==== Data for this exercise ====
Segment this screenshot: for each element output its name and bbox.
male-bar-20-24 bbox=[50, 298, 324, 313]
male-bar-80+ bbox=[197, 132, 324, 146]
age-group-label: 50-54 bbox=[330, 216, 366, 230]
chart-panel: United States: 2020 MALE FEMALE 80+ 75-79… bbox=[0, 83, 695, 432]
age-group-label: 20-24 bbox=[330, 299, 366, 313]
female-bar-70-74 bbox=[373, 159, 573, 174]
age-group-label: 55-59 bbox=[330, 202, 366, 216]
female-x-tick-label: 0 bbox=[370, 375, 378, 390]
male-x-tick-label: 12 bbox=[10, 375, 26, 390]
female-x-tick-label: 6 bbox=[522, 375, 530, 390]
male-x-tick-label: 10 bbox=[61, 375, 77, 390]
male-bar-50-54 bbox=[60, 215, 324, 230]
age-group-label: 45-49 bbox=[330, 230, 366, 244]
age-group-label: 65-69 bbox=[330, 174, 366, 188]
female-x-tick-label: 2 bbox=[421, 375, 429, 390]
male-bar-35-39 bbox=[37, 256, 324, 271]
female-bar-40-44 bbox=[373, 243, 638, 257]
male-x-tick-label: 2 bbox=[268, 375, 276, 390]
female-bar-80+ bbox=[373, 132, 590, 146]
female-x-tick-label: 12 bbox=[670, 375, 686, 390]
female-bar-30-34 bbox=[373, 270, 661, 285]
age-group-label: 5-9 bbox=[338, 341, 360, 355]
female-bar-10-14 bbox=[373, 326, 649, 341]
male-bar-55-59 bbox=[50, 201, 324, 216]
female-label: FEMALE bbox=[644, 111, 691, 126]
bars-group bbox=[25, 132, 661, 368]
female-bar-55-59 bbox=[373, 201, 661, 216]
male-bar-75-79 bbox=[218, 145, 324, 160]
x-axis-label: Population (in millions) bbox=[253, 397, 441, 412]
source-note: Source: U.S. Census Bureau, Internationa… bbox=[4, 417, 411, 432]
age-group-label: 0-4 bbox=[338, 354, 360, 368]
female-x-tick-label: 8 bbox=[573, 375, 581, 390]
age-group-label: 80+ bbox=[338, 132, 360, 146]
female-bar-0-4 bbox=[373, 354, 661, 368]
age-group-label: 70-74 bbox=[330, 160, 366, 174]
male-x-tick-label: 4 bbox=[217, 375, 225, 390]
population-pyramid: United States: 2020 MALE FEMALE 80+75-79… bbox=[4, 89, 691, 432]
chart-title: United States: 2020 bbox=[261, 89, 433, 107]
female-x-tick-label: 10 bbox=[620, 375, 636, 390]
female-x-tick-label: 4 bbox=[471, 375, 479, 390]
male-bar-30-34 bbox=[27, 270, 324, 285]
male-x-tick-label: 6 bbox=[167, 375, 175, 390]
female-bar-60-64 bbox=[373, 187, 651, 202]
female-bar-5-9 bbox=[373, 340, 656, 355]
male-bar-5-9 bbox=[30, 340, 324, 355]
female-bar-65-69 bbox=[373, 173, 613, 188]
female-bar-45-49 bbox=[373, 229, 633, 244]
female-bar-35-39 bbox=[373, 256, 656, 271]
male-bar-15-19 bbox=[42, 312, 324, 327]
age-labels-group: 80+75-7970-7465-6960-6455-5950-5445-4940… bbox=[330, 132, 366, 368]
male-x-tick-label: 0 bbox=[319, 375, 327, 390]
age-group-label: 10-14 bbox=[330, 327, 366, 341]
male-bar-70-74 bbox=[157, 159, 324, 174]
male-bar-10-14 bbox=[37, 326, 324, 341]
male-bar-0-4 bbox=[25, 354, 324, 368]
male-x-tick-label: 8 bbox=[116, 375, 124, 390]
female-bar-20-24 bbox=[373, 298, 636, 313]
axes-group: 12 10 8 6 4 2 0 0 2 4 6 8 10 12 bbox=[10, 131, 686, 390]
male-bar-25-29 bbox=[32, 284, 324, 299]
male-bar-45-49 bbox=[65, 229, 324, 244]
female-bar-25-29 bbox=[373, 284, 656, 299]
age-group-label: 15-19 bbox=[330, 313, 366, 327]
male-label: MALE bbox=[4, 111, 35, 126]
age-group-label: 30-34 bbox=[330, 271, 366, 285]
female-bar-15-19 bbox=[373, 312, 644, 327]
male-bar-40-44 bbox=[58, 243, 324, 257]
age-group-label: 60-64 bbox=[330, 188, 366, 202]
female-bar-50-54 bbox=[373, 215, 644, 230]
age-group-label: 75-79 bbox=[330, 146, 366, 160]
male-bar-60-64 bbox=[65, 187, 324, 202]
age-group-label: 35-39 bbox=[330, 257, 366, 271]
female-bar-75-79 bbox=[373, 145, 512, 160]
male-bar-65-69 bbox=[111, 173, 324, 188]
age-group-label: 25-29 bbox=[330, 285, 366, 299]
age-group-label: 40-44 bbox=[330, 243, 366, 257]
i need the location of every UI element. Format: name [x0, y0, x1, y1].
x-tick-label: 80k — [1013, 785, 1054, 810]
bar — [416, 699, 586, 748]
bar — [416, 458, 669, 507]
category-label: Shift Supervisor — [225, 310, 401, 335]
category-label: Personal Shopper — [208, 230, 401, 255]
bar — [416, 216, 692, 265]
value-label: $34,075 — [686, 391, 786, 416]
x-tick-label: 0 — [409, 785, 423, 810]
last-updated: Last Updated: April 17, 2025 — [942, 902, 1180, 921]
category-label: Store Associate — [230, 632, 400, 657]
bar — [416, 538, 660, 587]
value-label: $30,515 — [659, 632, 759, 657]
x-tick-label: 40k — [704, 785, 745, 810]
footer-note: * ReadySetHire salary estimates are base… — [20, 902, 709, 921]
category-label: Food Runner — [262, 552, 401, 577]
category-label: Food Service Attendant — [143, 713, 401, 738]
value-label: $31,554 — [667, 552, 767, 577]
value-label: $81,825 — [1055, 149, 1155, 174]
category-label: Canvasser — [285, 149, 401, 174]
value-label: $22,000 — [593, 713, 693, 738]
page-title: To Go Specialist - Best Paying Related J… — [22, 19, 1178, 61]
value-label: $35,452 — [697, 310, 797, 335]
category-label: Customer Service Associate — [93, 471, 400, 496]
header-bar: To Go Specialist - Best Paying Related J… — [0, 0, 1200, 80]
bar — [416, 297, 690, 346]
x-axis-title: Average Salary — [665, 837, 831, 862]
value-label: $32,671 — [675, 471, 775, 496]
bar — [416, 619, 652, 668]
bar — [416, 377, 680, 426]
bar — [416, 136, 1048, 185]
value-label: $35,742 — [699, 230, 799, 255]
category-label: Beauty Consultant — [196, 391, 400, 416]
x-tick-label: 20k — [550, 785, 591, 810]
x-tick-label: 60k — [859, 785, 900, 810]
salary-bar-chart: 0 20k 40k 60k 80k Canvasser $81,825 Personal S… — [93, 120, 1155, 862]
====
* Work required *
Find each line in the listing above that contains the word "note", and copy those lines in full.

* Result for this exercise *
source-note: Source: U.S. Census Bureau, Internationa… bbox=[4, 417, 411, 432]
footer-note: * ReadySetHire salary estimates are base… — [20, 902, 709, 921]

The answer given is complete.